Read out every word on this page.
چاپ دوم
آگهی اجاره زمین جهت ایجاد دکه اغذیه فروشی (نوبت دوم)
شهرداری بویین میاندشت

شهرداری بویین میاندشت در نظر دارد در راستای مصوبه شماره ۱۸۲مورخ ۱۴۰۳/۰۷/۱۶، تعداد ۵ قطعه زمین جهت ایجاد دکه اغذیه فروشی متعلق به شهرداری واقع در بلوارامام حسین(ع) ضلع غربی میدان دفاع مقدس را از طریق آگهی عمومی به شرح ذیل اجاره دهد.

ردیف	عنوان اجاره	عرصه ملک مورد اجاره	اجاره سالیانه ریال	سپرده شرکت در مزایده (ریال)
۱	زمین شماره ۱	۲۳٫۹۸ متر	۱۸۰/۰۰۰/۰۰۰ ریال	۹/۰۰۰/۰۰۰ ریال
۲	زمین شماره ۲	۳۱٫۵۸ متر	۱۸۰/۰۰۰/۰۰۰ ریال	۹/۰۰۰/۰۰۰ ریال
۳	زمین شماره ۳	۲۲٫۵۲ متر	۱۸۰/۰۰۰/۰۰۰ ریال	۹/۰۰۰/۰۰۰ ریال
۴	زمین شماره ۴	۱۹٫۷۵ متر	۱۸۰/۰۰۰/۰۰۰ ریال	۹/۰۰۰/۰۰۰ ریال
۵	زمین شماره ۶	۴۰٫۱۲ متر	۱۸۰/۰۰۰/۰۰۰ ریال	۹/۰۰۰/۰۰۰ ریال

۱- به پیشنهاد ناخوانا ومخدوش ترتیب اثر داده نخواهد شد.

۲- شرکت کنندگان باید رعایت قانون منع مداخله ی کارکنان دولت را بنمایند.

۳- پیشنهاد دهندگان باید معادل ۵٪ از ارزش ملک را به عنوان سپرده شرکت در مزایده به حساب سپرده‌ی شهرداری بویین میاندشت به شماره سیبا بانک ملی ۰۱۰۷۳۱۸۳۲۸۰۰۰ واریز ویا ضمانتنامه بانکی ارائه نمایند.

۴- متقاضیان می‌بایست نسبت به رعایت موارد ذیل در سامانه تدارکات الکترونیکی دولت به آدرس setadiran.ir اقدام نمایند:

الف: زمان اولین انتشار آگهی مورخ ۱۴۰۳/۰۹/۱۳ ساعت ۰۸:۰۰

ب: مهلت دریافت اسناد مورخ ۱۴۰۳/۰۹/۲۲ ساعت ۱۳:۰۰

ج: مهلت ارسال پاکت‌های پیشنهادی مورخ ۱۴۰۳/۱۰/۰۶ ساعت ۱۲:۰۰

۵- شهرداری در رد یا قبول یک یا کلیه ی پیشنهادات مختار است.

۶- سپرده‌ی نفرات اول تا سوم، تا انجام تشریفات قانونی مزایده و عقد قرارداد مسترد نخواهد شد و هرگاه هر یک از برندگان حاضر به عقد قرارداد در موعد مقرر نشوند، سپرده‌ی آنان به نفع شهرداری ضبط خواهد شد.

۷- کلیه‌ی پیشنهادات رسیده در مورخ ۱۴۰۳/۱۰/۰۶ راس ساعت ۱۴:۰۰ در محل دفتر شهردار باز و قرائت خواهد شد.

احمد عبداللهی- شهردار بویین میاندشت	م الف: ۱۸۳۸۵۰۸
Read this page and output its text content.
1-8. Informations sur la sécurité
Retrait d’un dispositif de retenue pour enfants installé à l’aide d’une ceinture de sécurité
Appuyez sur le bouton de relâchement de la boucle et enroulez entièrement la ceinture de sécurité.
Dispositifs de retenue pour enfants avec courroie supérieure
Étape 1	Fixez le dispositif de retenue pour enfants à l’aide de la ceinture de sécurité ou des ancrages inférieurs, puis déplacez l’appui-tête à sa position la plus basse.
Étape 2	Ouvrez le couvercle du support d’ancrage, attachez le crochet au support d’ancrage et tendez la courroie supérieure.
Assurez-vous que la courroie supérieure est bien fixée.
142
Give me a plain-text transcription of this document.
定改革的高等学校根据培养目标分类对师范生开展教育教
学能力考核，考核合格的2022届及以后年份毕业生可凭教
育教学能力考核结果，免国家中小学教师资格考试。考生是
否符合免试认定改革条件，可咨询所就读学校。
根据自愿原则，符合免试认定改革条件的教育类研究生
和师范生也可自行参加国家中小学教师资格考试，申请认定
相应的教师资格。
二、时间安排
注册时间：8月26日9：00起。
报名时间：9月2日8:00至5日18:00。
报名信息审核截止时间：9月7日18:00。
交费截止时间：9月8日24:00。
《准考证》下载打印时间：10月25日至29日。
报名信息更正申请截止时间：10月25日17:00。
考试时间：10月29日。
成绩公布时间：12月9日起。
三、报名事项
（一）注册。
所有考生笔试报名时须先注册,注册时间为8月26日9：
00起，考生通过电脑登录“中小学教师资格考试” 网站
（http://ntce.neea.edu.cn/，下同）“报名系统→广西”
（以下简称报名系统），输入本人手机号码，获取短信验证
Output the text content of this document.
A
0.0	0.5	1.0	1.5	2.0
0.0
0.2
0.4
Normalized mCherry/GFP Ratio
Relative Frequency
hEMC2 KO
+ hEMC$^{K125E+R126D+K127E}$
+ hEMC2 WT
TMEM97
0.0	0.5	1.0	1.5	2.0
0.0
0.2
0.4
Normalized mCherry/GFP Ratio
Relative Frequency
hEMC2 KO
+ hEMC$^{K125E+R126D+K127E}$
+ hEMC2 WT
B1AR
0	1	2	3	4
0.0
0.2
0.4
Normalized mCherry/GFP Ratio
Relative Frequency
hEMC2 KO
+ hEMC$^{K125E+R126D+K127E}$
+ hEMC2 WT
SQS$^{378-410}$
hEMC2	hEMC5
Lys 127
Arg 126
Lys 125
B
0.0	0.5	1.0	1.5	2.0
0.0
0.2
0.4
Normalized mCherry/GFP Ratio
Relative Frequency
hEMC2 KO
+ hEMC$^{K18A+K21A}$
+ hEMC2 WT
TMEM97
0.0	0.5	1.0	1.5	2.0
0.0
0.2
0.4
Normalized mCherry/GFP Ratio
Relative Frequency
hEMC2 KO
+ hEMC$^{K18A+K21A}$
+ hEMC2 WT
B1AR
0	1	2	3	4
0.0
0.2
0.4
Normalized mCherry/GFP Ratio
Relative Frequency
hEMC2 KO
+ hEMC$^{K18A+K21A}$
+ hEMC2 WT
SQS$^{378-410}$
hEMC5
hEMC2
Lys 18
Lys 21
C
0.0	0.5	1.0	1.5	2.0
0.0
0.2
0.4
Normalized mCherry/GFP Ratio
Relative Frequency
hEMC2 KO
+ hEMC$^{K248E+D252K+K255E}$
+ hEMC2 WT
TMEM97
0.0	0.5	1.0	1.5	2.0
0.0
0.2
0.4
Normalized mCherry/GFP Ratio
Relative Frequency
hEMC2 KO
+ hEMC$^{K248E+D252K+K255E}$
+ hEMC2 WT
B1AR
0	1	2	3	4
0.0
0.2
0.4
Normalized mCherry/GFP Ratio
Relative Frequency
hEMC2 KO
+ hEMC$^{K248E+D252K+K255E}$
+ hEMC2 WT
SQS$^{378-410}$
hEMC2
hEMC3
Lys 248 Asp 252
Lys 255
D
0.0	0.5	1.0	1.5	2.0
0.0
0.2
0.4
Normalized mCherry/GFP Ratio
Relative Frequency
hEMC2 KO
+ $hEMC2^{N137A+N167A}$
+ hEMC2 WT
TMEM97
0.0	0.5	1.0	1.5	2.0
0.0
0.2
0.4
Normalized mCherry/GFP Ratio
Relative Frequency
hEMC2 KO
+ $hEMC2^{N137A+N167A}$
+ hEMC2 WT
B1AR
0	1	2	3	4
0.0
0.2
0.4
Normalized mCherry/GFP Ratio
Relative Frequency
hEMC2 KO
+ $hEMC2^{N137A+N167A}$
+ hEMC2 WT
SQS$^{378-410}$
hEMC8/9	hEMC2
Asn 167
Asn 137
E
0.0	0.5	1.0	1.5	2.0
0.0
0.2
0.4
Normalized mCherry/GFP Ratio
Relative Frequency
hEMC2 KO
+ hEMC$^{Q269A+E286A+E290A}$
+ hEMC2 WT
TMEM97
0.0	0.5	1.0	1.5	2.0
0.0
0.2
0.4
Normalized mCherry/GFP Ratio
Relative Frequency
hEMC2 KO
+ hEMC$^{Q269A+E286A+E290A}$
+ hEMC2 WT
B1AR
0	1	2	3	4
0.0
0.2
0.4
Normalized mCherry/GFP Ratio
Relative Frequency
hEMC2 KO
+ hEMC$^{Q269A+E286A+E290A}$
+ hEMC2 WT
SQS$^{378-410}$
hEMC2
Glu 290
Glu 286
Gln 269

:::

▶ **What is needed**
Reply with nothing but a number: how many lines of the entries above contain the string "دولت"?

▶ **Problem solution**
2